**Given task:** Search the entries below. Return every line that has "Grand" in it.

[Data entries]
————
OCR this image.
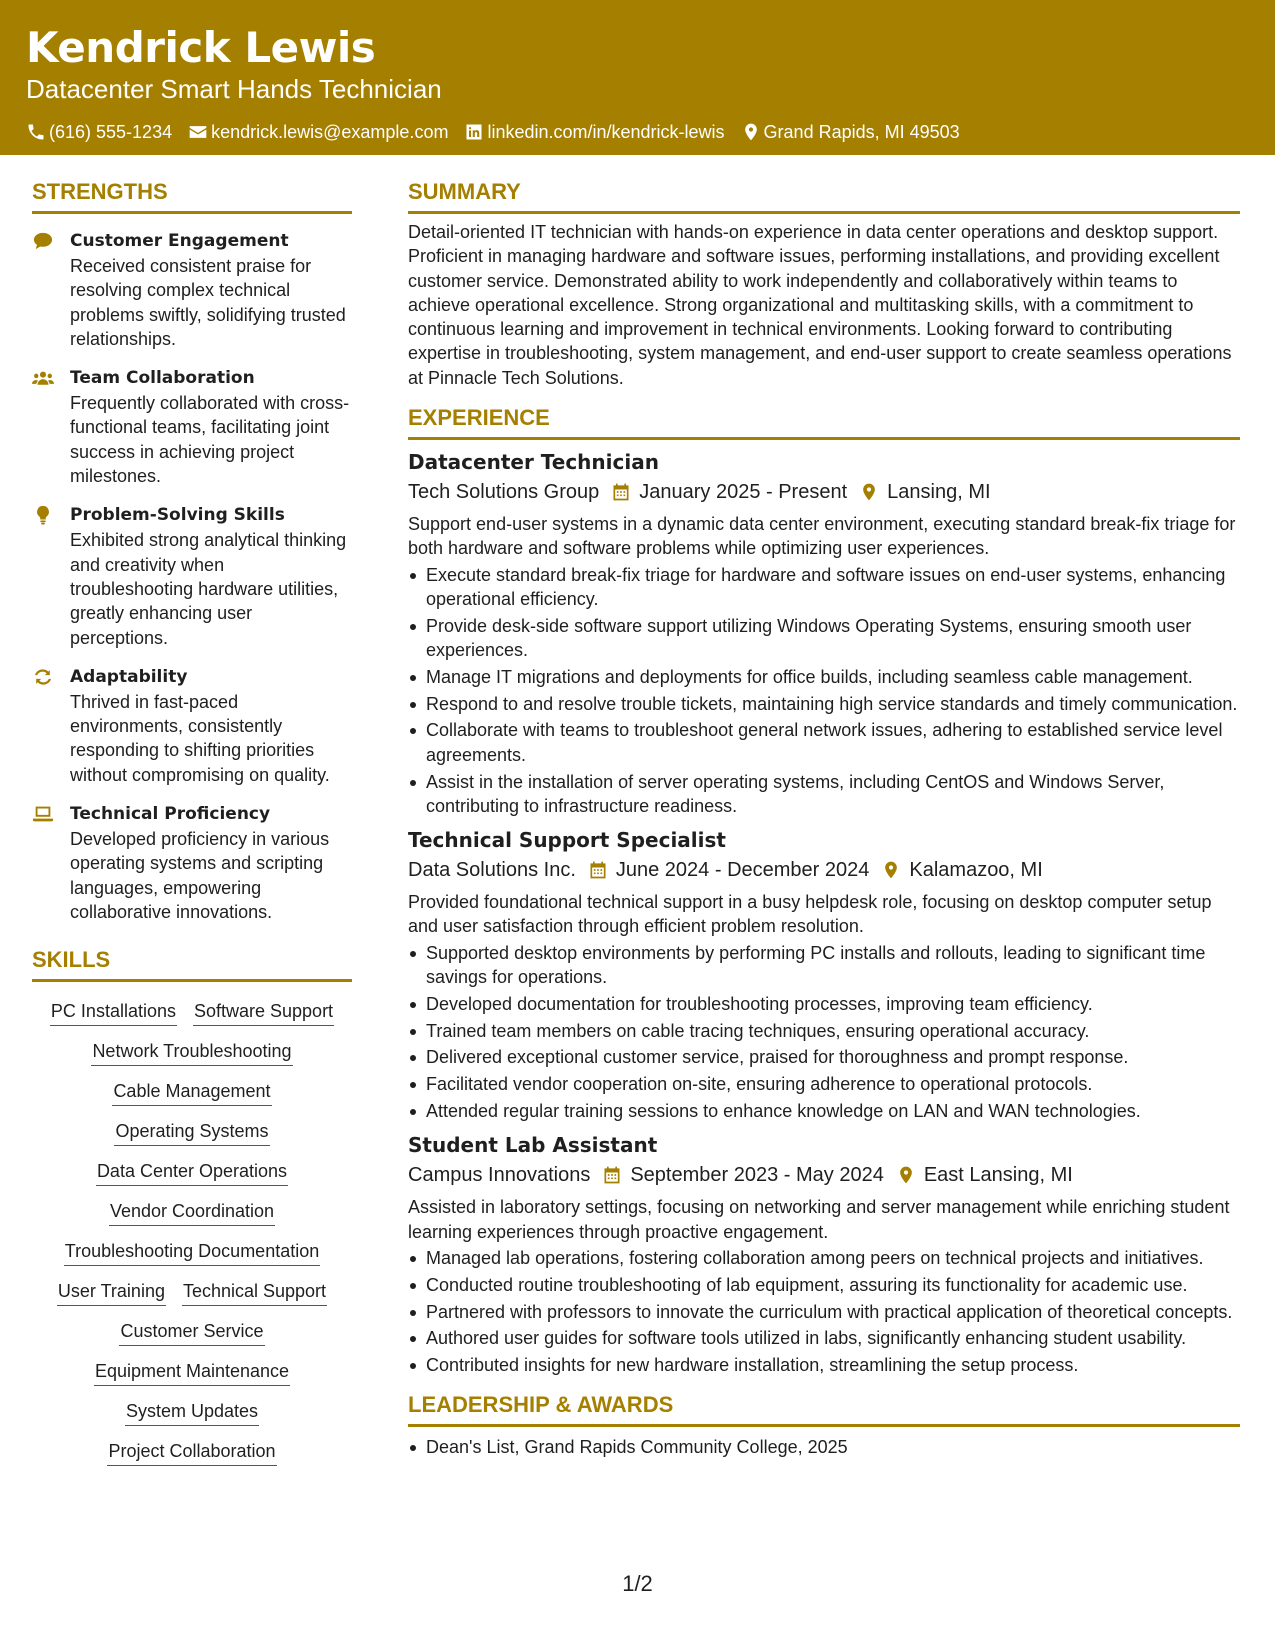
Kendrick Lewis
Datacenter Smart Hands Technician
(616) 555-1234 kendrick.lewis@example.com linkedin.com/in/kendrick-lewis Grand Rapids, MI 49503
STRENGTHS
Customer Engagement
Received consistent praise for resolving complex technical problems swiftly, solidifying trusted relationships.
Team Collaboration
Frequently collaborated with cross-functional teams, facilitating joint success in achieving project milestones.
Problem-Solving Skills
Exhibited strong analytical thinking and creativity when troubleshooting hardware utilities, greatly enhancing user perceptions.
Adaptability
Thrived in fast-paced environments, consistently responding to shifting priorities without compromising on quality.
Technical Proficiency
Developed proficiency in various operating systems and scripting languages, empowering collaborative innovations.
SKILLS
PC Installations Software Support
Network Troubleshooting
Cable Management
Operating Systems
Data Center Operations
Vendor Coordination
Troubleshooting Documentation
User Training Technical Support
Customer Service
Equipment Maintenance
System Updates
Project Collaboration
SUMMARY
Detail-oriented IT technician with hands-on experience in data center operations and desktop support. Proficient in managing hardware and software issues, performing installations, and providing excellent customer service. Demonstrated ability to work independently and collaboratively within teams to achieve operational excellence. Strong organizational and multitasking skills, with a commitment to continuous learning and improvement in technical environments. Looking forward to contributing expertise in troubleshooting, system management, and end-user support to create seamless operations at Pinnacle Tech Solutions.
EXPERIENCE
Datacenter Technician
Tech Solutions Group January 2025 - Present Lansing, MI
Support end-user systems in a dynamic data center environment, executing standard break-fix triage for both hardware and software problems while optimizing user experiences.
Execute standard break-fix triage for hardware and software issues on end-user systems, enhancing operational efficiency.
Provide desk-side software support utilizing Windows Operating Systems, ensuring smooth user experiences.
Manage IT migrations and deployments for office builds, including seamless cable management.
Respond to and resolve trouble tickets, maintaining high service standards and timely communication.
Collaborate with teams to troubleshoot general network issues, adhering to established service level agreements.
Assist in the installation of server operating systems, including CentOS and Windows Server, contributing to infrastructure readiness.
Technical Support Specialist
Data Solutions Inc. June 2024 - December 2024 Kalamazoo, MI
Provided foundational technical support in a busy helpdesk role, focusing on desktop computer setup and user satisfaction through efficient problem resolution.
Supported desktop environments by performing PC installs and rollouts, leading to significant time savings for operations.
Developed documentation for troubleshooting processes, improving team efficiency.
Trained team members on cable tracing techniques, ensuring operational accuracy.
Delivered exceptional customer service, praised for thoroughness and prompt response.
Facilitated vendor cooperation on-site, ensuring adherence to operational protocols.
Attended regular training sessions to enhance knowledge on LAN and WAN technologies.
Student Lab Assistant
Campus Innovations September 2023 - May 2024 East Lansing, MI
Assisted in laboratory settings, focusing on networking and server management while enriching student learning experiences through proactive engagement.
Managed lab operations, fostering collaboration among peers on technical projects and initiatives.
Conducted routine troubleshooting of lab equipment, assuring its functionality for academic use.
Partnered with professors to innovate the curriculum with practical application of theoretical concepts.
Authored user guides for software tools utilized in labs, significantly enhancing student usability.
Contributed insights for new hardware installation, streamlining the setup process.
LEADERSHIP & AWARDS
Dean's List, Grand Rapids Community College, 2025
1/2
————
**The output:**
(616) 555-1234 kendrick.lewis@example.com linkedin.com/in/kendrick-lewis Grand Rapids, MI 49503
Dean's List, Grand Rapids Community College, 2025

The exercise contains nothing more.